*Task a:* Print the passage of the Hawkinsville service station article from "Moments later, a" up to and including "into the vehicle.", word for word.

--- Text to read ---

Wednesday, November 18, 2009

The Last Service Station in Hawkinsville

The Peter Bogdanovich movie, “The Last Picture Show,” a black and white version of a small Texas town was based on a Larry McMurtry novel. The movie reflected life in the 1960s when theaters began to be replaced by televisions for family entertainment. In the fictitious community, the picture show closed after the owner died.
Life changed in many communities when the local picture shows began to close. In Hawkinsville, the Thompson Theater closed, and only those who recall “Picture Show” Thompson’s business being part of their lives remember that it was once located where the Hawkinsville Dispatch & News expanded addition is today. In many small towns, one can see the skeletal remains of a local picture show.
In another movie, “Back to the Future,” a young man from the 1980s was transferred to the year 1955 via the script and a Delorean automobile. As he walked around an earlier version of his home town, the camera followed a car into a service station for gasoline.

Moments later, a group of four men came out of the garage bay and surrounded the car, checking the oil, washing the windshields, sweeping the inside with whisk brooms and adding air to the tires—all of this in addition to having someone pump gas into the vehicle.
For those of us who grew up in a time when drugs stores had soda fountains and sandwich shops in them, every town had a picture show—now known as cinemas and found only in larger cities or metropolitan areas—grocery stores on every corner, and full-service gasoline stations in abundance. There are no more small grocery stores on every corner, and only a couple left in the county. There are no drugstores with soda fountains to be found. All of these things we no longer have, give us an inherent desire to cling to “The Last Service Station,” aka Woodard’s Service Station, as if we are clinging to a part of our heritage.
In his attempt to name the owners of gas stations throughout his years in Hawkinsville, Ronald Woodard began to sound like he was naming a who’s who of the history of Hawkinsville. Scratching his head, Woodard began to name off those he could recall during his sixty years. “Aaron Sewell, Freeman Bragg, Johnny Anderson, Bud Curry and his uncle, Charlie” Woodard said; “there was Bussey Woods, Leroy Gatlin, Tom Chalker, Aaron Floyd, Pete Butler, and Woodrow Powers who had a Phillips 66 station. There was Sam Clark, Melvin “Bully” McKinney, John Henry Anderson and Ray Hill. There was George Grinstead, Floyd Cobb and Lloyd Mays. I’ve been in the service station business myself since 1982. Those are all that I can remember, however there are probably many more that others can remember.”

--- Data shown ---

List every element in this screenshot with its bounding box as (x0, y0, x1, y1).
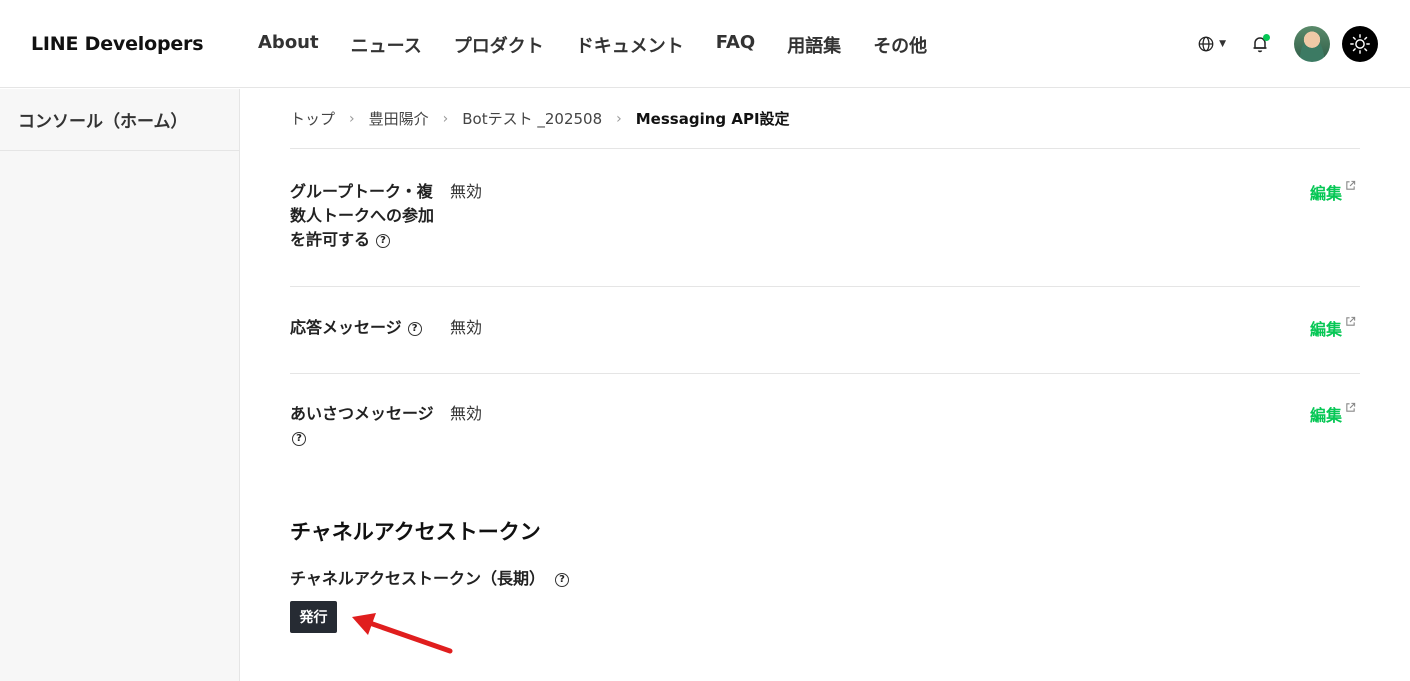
edit-label: 編集 (1309, 406, 1342, 425)
notification-dot (1263, 34, 1270, 41)
top-header: LINE Developers About ニュース プロダクト ドキュメント … (0, 0, 1410, 88)
setting-label: あいさつメッセージ ? (290, 402, 440, 450)
main-content: トップ › 豊田陽介 › Botテスト _202508 › Messaging … (290, 89, 1360, 654)
nav-glossary[interactable]: 用語集 (787, 32, 841, 58)
main-nav: About ニュース プロダクト ドキュメント FAQ 用語集 その他 (258, 32, 959, 58)
nav-news[interactable]: ニュース (351, 32, 422, 58)
edit-link[interactable]: 編集 (1310, 316, 1356, 340)
setting-value: 無効 (450, 318, 483, 337)
edit-label: 編集 (1309, 320, 1342, 339)
breadcrumb-top[interactable]: トップ (290, 108, 335, 129)
site-logo[interactable]: LINE Developers (31, 33, 204, 55)
edit-link[interactable]: 編集 (1310, 180, 1356, 204)
header-actions: ▼ (1197, 26, 1378, 62)
label-line-text: を許可する (290, 230, 371, 249)
language-selector[interactable]: ▼ (1197, 35, 1226, 53)
subtitle-text: チャネルアクセストークン（長期） (290, 569, 546, 588)
setting-label: グループトーク・複 数人トークへの参加 を許可する? (290, 180, 440, 252)
setting-label: 応答メッセージ? (290, 316, 450, 340)
sidebar: コンソール（ホーム） (0, 89, 240, 681)
label-line: グループトーク・複 (290, 182, 433, 201)
issue-button[interactable]: 発行 (290, 601, 337, 633)
help-icon[interactable]: ? (376, 233, 391, 248)
external-link-icon (1346, 402, 1356, 412)
label-line: あいさつメッセージ (290, 404, 434, 423)
setting-row-group-chat: グループトーク・複 数人トークへの参加 を許可する? 無効 編集 (290, 149, 1360, 287)
notifications-button[interactable] (1250, 34, 1270, 54)
globe-icon (1198, 36, 1214, 52)
label-line-text: 応答メッセージ (290, 318, 402, 337)
chevron-down-icon: ▼ (1219, 39, 1226, 49)
breadcrumb-channel[interactable]: Botテスト _202508 (462, 108, 602, 129)
sun-icon (1350, 34, 1370, 54)
subtitle-long-term-token: チャネルアクセストークン（長期）? (290, 565, 570, 589)
red-arrow-annotation (352, 613, 453, 654)
help-icon[interactable]: ? (407, 321, 422, 336)
help-icon[interactable]: ? (555, 572, 570, 587)
setting-value: 無効 (450, 182, 483, 201)
nav-documents[interactable]: ドキュメント (576, 32, 684, 58)
avatar[interactable] (1294, 26, 1330, 62)
sidebar-item-console-home[interactable]: コンソール（ホーム） (0, 89, 239, 151)
section-title-channel-access-token: チャネルアクセストークン (290, 520, 541, 544)
external-link-icon (1346, 180, 1356, 190)
edit-link[interactable]: 編集 (1310, 402, 1356, 426)
breadcrumb-provider[interactable]: 豊田陽介 (369, 108, 429, 129)
nav-more[interactable]: その他 (873, 32, 927, 58)
nav-about[interactable]: About (258, 32, 319, 58)
setting-value: 無効 (450, 404, 483, 423)
nav-faq[interactable]: FAQ (716, 32, 755, 58)
chevron-right-icon: › (442, 110, 449, 127)
breadcrumb-current: Messaging API設定 (635, 110, 790, 128)
setting-row-greeting: あいさつメッセージ ? 無効 編集 (290, 374, 1360, 464)
external-link-icon (1346, 316, 1356, 326)
nav-products[interactable]: プロダクト (454, 32, 544, 58)
label-line: 数人トークへの参加 (290, 206, 435, 225)
help-icon[interactable]: ? (292, 431, 306, 446)
edit-label: 編集 (1309, 184, 1342, 203)
setting-row-auto-reply: 応答メッセージ? 無効 編集 (290, 287, 1360, 374)
breadcrumb: トップ › 豊田陽介 › Botテスト _202508 › Messaging … (290, 89, 1360, 149)
label-line: ? (290, 426, 440, 450)
chevron-right-icon: › (616, 110, 622, 127)
theme-toggle[interactable] (1342, 26, 1378, 62)
chevron-right-icon: › (349, 110, 355, 127)
label-line: を許可する? (290, 228, 440, 252)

---

*Task b:* In the entries, rewrite the lines from the line with "edit-label: 編集 (1309, 406, 1342, 425)" up to and including the line with "site-logo[interactable]: LINE Developers", replacing "edit-label" with "edit-caption" and leaving everything else unchanged. Return only those lines.

*Finished answer a:*
Moments later, a group of four men came out of the garage bay and surrounded the car, checking the oil, washing the windshields, sweeping the inside with whisk brooms and adding air to the tires—all of this in addition to having someone pump gas into the vehicle.

*Finished answer b:*
edit-caption: 編集 (1309, 406, 1342, 425)
notification-dot (1263, 34, 1270, 41)
top-header: LINE Developers About ニュース プロダクト ドキュメント … (0, 0, 1410, 88)
setting-label: あいさつメッセージ ? (290, 402, 440, 450)
main-content: トップ › 豊田陽介 › Botテスト _202508 › Messaging … (290, 89, 1360, 654)
nav-glossary[interactable]: 用語集 (787, 32, 841, 58)
main-nav: About ニュース プロダクト ドキュメント FAQ 用語集 その他 (258, 32, 959, 58)
nav-news[interactable]: ニュース (351, 32, 422, 58)
edit-link[interactable]: 編集 (1310, 316, 1356, 340)
setting-value: 無効 (450, 318, 483, 337)
edit-caption: 編集 (1309, 320, 1342, 339)
breadcrumb-top[interactable]: トップ (290, 108, 335, 129)
site-logo[interactable]: LINE Developers (31, 33, 204, 55)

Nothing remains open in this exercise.